Exercises to complete:
**1.** Answer these from the passage on credit card debt, one line each:
(a) What record level did national revolving debt reach in April?
(b) What charge-off rate does Moody's report for April?
(c) Which Fitch analyst is quoted?
**2.** Carry on the passage on credit card debt from its last sentence.

Written By Brian Hicks

Posted February 27, 2012

With homeowners struggling to stay above water, credit card companies must worry about further delinquency problems, as credit card debt balloons.

Instead of just using credit cards for big ticket items (TVs, furniture), Americans are now charging gas, food, and even paying other bills with them. And some are only making minimum payments… if they can afford even that.  It’s far more difficult these days for many consumers to dig their way out of debt, since other relied upon options, such as home equity lines of credit, are no longer readily available.

National revolving debt just hit a record $957 billion in April, from $800 billion four years ago. Total credit card debt was up by 0.4% in April, according to the Fed. And Moody’s is reporting that the charge-off rate, which measures credit accounts considered uncollectible, hit 6.27% in April.

Q1 consumer borrowing skyrocketed to $34 billion, the biggest amount since 2001 when the U.S. was diving into a recession. And not all of that may be paid back. Credit card investors are becoming increasingly concerned that a weaker U.S. economy will hurt borrowers’ ability to pay back debt.

Hit by cash-strapped consumer reliance on plastic amid rising gas prices, a housing slump, and rising employment, credit issuers could see earnings wacked by defaults.

“The deterioration in credit cards is accelerating faster than many had expected,” said Christopher Wolfe, an analyst at Fitch, according to CNN Money. “The message we are trying to deliver is that things are going to get worse before they get better. Thus far, credit card businesses have been profitable but that could change.”

That was 2008.

Four years later, we’re still dealing with high gas pries ($109 with $4 to $5 gas pump prices), high unemployment, housing issues, and Americans struggling with debt.

Supplied information:
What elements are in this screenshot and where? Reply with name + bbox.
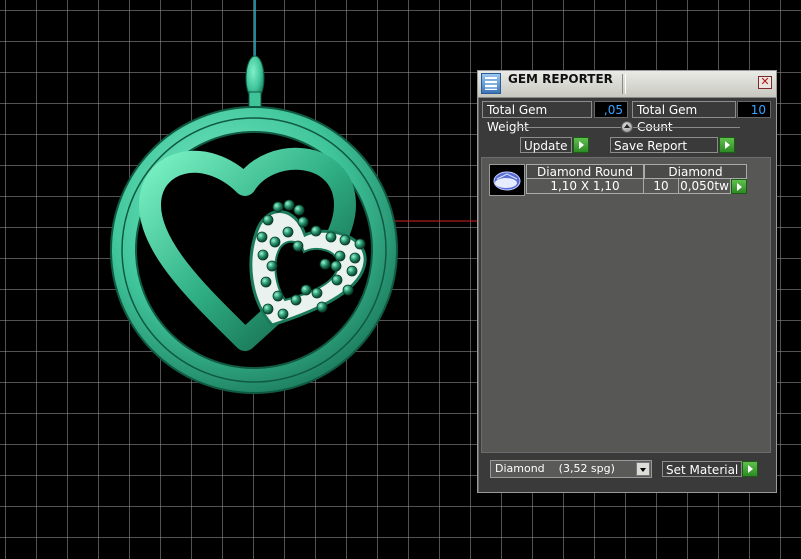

Results for the exercise:
**1.**
(a) $957 billion
(b) 6.27%
(c) Christopher Wolfe

**2.**
In fact, according to the New York Post, “More American households are falling back into the debt hole, this time without the safety net of home values to help bail them out.”

In 2011, “total US consumer debt hit its highest peak in more than a decade.  In December 2011, the total consumer debt — which is the combination of non-revolving and revolving debt — rose by some 9.3 percent to $2.498 trillion, according to the latest Federal Reserve Board numbers,” as reported by Fox.

“Both revolving debt and non-revolving debt increased. Revolving debt, which is credit-card debt, went up by 4.1 percent. Non-revolving debt, which includes loans for cars and education, rose 11.8 percent, the central bank’s report said.”

“Consumer credit increased at an annual rate of 7.5 percent in the fourth quarter. Revolving credit increased at an annual rate of 4.5 percent, and non-revolving credit increased 9 percent in December,” the Fed wrote in a note along with the latest monthly report, which also reviewed 2011.”

It’s still looking a lot like 2008 out there….

Credit card stocks will come down… with the exception of Mastercard (MA:NYSE) and Visa (V:NYSE).